# JOB
Pictures should be excluded; otherwise, copy every entry exactly.
═════ DATA SHOWN
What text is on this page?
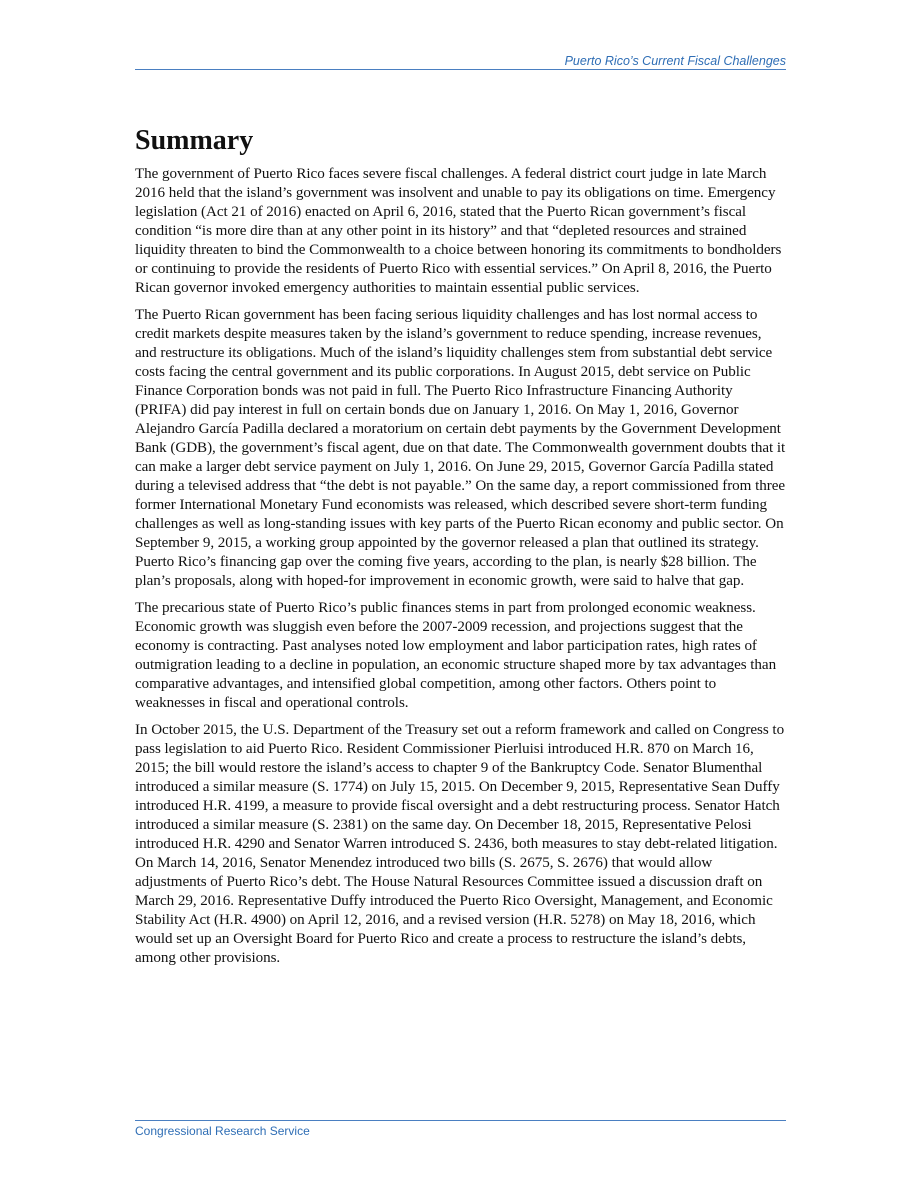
Puerto Rico’s Current Fiscal Challenges
Summary

The government of Puerto Rico faces severe fiscal challenges. A federal district court judge in late March 2016 held that the island’s government was insolvent and unable to pay its obligations on time. Emergency legislation (Act 21 of 2016) enacted on April 6, 2016, stated that the Puerto Rican government’s fiscal condition “is more dire than at any other point in its history” and that “depleted resources and strained liquidity threaten to bind the Commonwealth to a choice between honoring its commitments to bondholders or continuing to provide the residents of Puerto Rico with essential services.” On April 8, 2016, the Puerto Rican governor invoked emergency authorities to maintain essential public services.

The Puerto Rican government has been facing serious liquidity challenges and has lost normal access to credit markets despite measures taken by the island’s government to reduce spending, increase revenues, and restructure its obligations. Much of the island’s liquidity challenges stem from substantial debt service costs facing the central government and its public corporations. In August 2015, debt service on Public Finance Corporation bonds was not paid in full. The Puerto Rico Infrastructure Financing Authority (PRIFA) did pay interest in full on certain bonds due on January 1, 2016. On May 1, 2016, Governor Alejandro García Padilla declared a moratorium on certain debt payments by the Government Development Bank (GDB), the government’s fiscal agent, due on that date. The Commonwealth government doubts that it can make a larger debt service payment on July 1, 2016. On June 29, 2015, Governor García Padilla stated during a televised address that “the debt is not payable.” On the same day, a report commissioned from three former International Monetary Fund economists was released, which described severe short-term funding challenges as well as long-standing issues with key parts of the Puerto Rican economy and public sector. On September 9, 2015, a working group appointed by the governor released a plan that outlined its strategy. Puerto Rico’s financing gap over the coming five years, according to the plan, is nearly $28 billion. The plan’s proposals, along with hoped-for improvement in economic growth, were said to halve that gap.

The precarious state of Puerto Rico’s public finances stems in part from prolonged economic weakness. Economic growth was sluggish even before the 2007-2009 recession, and projections suggest that the economy is contracting. Past analyses noted low employment and labor participation rates, high rates of outmigration leading to a decline in population, an economic structure shaped more by tax advantages than comparative advantages, and intensified global competition, among other factors. Others point to weaknesses in fiscal and operational controls.

In October 2015, the U.S. Department of the Treasury set out a reform framework and called on Congress to pass legislation to aid Puerto Rico. Resident Commissioner Pierluisi introduced H.R. 870 on March 16, 2015; the bill would restore the island’s access to chapter 9 of the Bankruptcy Code. Senator Blumenthal introduced a similar measure (S. 1774) on July 15, 2015. On December 9, 2015, Representative Sean Duffy introduced H.R. 4199, a measure to provide fiscal oversight and a debt restructuring process. Senator Hatch introduced a similar measure (S. 2381) on the same day. On December 18, 2015, Representative Pelosi introduced H.R. 4290 and Senator Warren introduced S. 2436, both measures to stay debt-related litigation. On March 14, 2016, Senator Menendez introduced two bills (S. 2675, S. 2676) that would allow adjustments of Puerto Rico’s debt. The House Natural Resources Committee issued a discussion draft on March 29, 2016. Representative Duffy introduced the Puerto Rico Oversight, Management, and Economic Stability Act (H.R. 4900) on April 12, 2016, and a revised version (H.R. 5278) on May 18, 2016, which would set up an Oversight Board for Puerto Rico and create a process to restructure the island’s debts, among other provisions.

Congressional Research Service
══════════
# EXERCISE ANSWER
What text is on this page?
Puerto Rico’s Current Fiscal Challenges
Summary

The government of Puerto Rico faces severe fiscal challenges. A federal district court judge in late March 2016 held that the island’s government was insolvent and unable to pay its obligations on time. Emergency legislation (Act 21 of 2016) enacted on April 6, 2016, stated that the Puerto Rican government’s fiscal condition “is more dire than at any other point in its history” and that “depleted resources and strained liquidity threaten to bind the Commonwealth to a choice between honoring its commitments to bondholders or continuing to provide the residents of Puerto Rico with essential services.” On April 8, 2016, the Puerto Rican governor invoked emergency authorities to maintain essential public services.

The Puerto Rican government has been facing serious liquidity challenges and has lost normal access to credit markets despite measures taken by the island’s government to reduce spending, increase revenues, and restructure its obligations. Much of the island’s liquidity challenges stem from substantial debt service costs facing the central government and its public corporations. In August 2015, debt service on Public Finance Corporation bonds was not paid in full. The Puerto Rico Infrastructure Financing Authority (PRIFA) did pay interest in full on certain bonds due on January 1, 2016. On May 1, 2016, Governor Alejandro García Padilla declared a moratorium on certain debt payments by the Government Development Bank (GDB), the government’s fiscal agent, due on that date. The Commonwealth government doubts that it can make a larger debt service payment on July 1, 2016. On June 29, 2015, Governor García Padilla stated during a televised address that “the debt is not payable.” On the same day, a report commissioned from three former International Monetary Fund economists was released, which described severe short-term funding challenges as well as long-standing issues with key parts of the Puerto Rican economy and public sector. On September 9, 2015, a working group appointed by the governor released a plan that outlined its strategy. Puerto Rico’s financing gap over the coming five years, according to the plan, is nearly $28 billion. The plan’s proposals, along with hoped-for improvement in economic growth, were said to halve that gap.

The precarious state of Puerto Rico’s public finances stems in part from prolonged economic weakness. Economic growth was sluggish even before the 2007-2009 recession, and projections suggest that the economy is contracting. Past analyses noted low employment and labor participation rates, high rates of outmigration leading to a decline in population, an economic structure shaped more by tax advantages than comparative advantages, and intensified global competition, among other factors. Others point to weaknesses in fiscal and operational controls.

In October 2015, the U.S. Department of the Treasury set out a reform framework and called on Congress to pass legislation to aid Puerto Rico. Resident Commissioner Pierluisi introduced H.R. 870 on March 16, 2015; the bill would restore the island’s access to chapter 9 of the Bankruptcy Code. Senator Blumenthal introduced a similar measure (S. 1774) on July 15, 2015. On December 9, 2015, Representative Sean Duffy introduced H.R. 4199, a measure to provide fiscal oversight and a debt restructuring process. Senator Hatch introduced a similar measure (S. 2381) on the same day. On December 18, 2015, Representative Pelosi introduced H.R. 4290 and Senator Warren introduced S. 2436, both measures to stay debt-related litigation. On March 14, 2016, Senator Menendez introduced two bills (S. 2675, S. 2676) that would allow adjustments of Puerto Rico’s debt. The House Natural Resources Committee issued a discussion draft on March 29, 2016. Representative Duffy introduced the Puerto Rico Oversight, Management, and Economic Stability Act (H.R. 4900) on April 12, 2016, and a revised version (H.R. 5278) on May 18, 2016, which would set up an Oversight Board for Puerto Rico and create a process to restructure the island’s debts, among other provisions.

Congressional Research Service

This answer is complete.